== GIVEN PASSAGE ==
Inside the Democratic Debate: Hillary Clinton and Bernie Sanders Spar Over Wall Street, Health Care

January 17, 2016 8:23pm PT by Marisa Guthrie

Sanders points out that Clinton took $600,000 from Goldman Sachs last year.  Getty

Sanders points out that Clinton took $600,000 from Goldman Sachs last year.

It wasn’t the Republicans, who have provided much of the heat and dominated the news cycle during the 2016 nominating debates. (And it’s possible that NBC News may not get a chance to host a Republican debate, though network executives are hopeful.) But in NBC’s first debate of the season and the last one before the Iowa caucuses on Feb. 1, the Democrats were as animated as they have been all season thanks to Bernie Sanders’ ascending poll numbers in Iowa, where he’s pulled within the margin of error of national frontrunner Hillary Clinton.

Moderated by Nightly News anchor Lester Holt in his first go-around as lead debate moderator (Holt co-moderated a 2004 debate on MSNBC), much of Sunday night’s debate was dominated by domestic issues including gun violence in America. This, of course, gave Clinton a chance to attack Sanders as being soft on guns, a narrative that her campaign has been hammering in the days leading up to the face-off.

It was a resonant issue for the audience at Charleston, S.C.’s Gaillard Auditorium, which is directly across the street from Mother Emanuel, where last June a white gunman massacred nine African-American churchgoers at their Bible study class. But so was income inequality, health care and police violence.

== RECORDS FOR THIS EXERCISE ==
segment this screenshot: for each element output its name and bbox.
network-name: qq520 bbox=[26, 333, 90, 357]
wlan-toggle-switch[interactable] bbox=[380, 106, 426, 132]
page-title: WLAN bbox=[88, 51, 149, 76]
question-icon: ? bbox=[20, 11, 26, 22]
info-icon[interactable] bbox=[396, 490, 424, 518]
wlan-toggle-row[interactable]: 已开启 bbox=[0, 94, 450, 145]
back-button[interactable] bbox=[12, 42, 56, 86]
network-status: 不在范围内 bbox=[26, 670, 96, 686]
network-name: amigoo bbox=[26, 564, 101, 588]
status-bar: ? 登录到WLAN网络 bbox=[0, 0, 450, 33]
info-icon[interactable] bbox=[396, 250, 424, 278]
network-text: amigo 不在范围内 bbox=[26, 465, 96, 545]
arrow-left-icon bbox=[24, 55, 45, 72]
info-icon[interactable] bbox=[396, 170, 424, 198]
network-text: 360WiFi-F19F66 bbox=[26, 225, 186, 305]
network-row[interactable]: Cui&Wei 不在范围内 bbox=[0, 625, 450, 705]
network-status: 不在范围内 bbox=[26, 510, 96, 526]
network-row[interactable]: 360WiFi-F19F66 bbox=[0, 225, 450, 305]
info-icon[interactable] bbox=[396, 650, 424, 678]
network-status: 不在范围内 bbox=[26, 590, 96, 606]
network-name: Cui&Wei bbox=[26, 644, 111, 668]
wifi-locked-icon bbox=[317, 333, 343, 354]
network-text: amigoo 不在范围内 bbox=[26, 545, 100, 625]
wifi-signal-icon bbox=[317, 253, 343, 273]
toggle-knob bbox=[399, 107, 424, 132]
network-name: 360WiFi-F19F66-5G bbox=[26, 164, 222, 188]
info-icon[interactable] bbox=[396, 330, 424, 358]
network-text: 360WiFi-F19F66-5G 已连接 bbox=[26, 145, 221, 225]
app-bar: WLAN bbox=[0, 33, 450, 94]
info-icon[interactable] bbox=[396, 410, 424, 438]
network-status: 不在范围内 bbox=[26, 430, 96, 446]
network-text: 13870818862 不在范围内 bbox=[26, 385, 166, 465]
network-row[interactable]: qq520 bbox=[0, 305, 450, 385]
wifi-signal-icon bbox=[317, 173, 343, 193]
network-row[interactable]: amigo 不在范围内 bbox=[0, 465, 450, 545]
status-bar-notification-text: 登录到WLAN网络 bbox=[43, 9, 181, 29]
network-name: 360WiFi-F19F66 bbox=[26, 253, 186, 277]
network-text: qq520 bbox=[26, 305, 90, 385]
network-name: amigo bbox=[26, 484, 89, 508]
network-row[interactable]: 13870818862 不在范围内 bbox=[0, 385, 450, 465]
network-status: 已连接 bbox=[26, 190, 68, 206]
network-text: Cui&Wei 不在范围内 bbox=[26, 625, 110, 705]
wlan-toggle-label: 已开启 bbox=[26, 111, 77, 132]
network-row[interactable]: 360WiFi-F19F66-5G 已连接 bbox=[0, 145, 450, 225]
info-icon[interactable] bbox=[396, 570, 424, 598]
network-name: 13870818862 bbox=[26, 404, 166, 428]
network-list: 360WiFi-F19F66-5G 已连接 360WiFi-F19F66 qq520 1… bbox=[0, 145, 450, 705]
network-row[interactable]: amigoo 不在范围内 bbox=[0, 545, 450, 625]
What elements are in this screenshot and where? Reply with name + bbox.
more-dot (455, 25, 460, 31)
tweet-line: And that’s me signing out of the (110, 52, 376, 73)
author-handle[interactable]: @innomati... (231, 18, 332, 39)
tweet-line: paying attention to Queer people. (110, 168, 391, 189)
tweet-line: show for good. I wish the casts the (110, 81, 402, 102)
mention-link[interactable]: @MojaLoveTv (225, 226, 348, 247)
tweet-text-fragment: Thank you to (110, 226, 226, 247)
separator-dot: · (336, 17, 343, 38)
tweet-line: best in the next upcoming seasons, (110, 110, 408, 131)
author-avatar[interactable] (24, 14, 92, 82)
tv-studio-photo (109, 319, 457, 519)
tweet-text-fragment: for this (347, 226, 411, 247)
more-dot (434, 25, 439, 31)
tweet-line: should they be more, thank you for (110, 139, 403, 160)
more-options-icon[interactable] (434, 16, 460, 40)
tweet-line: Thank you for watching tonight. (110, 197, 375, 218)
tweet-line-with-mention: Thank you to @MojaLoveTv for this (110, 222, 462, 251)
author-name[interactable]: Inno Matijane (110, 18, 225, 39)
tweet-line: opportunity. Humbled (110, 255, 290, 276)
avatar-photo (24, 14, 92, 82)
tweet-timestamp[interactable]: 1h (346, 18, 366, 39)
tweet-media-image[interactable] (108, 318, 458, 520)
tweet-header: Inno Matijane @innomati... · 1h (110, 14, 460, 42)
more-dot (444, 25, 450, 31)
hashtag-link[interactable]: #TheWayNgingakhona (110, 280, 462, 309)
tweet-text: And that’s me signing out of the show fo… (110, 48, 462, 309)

== STATED PROBLEM A ==
Reproduce the rows word for word, starting at the top of the rows and ending with the line that contains "info-icon[interactable] bbox=[396, 650, 424, 678]", including that line.
== STATED PROBLEM B ==
Extend the report on the Democratic debate between Clinton and Sanders, picking up after its final sentence.

== RESPONSE A ==
segment this screenshot: for each element output its name and bbox.
network-name: qq520 bbox=[26, 333, 90, 357]
wlan-toggle-switch[interactable] bbox=[380, 106, 426, 132]
page-title: WLAN bbox=[88, 51, 149, 76]
question-icon: ? bbox=[20, 11, 26, 22]
info-icon[interactable] bbox=[396, 490, 424, 518]
wlan-toggle-row[interactable]: 已开启 bbox=[0, 94, 450, 145]
back-button[interactable] bbox=[12, 42, 56, 86]
network-status: 不在范围内 bbox=[26, 670, 96, 686]
network-name: amigoo bbox=[26, 564, 101, 588]
status-bar: ? 登录到WLAN网络 bbox=[0, 0, 450, 33]
info-icon[interactable] bbox=[396, 250, 424, 278]
network-text: amigo 不在范围内 bbox=[26, 465, 96, 545]
arrow-left-icon bbox=[24, 55, 45, 72]
info-icon[interactable] bbox=[396, 170, 424, 198]
network-text: 360WiFi-F19F66 bbox=[26, 225, 186, 305]
network-row[interactable]: Cui&Wei 不在范围内 bbox=[0, 625, 450, 705]
network-status: 不在范围内 bbox=[26, 510, 96, 526]
network-row[interactable]: 360WiFi-F19F66 bbox=[0, 225, 450, 305]
info-icon[interactable] bbox=[396, 650, 424, 678]

== RESPONSE B ==
The most heated exchanges between Sanders and Clinton were over Wall Street and the influence of money in politics and on the economy. A favorite Sanders theme, the Vermont senator pointed out that in 2015, Clinton was paid in excess of $600,000 in speaking fees by Goldman Sachs. Clinton did not deny the assertion and several fact-checking sites confirmed it.

When Sanders asserted that the American justice system imprisons “young people who smoke marijuana” while bankers walk free, he got perhaps his biggest applause of the night. And a shout-out from Dr. Cornel West:“Tell it, Bernie!”

The audience was chock-a-block with stalwarts of the Democratic party: Elijah Cummings, James Clyburn, Donna Brazile, Nancy Pelosi.

Holt and his co-moderator, Andrea Mitchell, succeeded in highlighting some of the differences between Sanders and Clinton, especially on health care and financial reform. But a question from Mitchell to Sanders about Sanders’ assessment of Bill Clinton’s past behavior as “deplorable” drew a sharp retort from Sanders.

“That question annoys me, Andrea,” said Sanders. “I’m going to focus on issues facing the American people, not Bill Clinton’s personal issues.”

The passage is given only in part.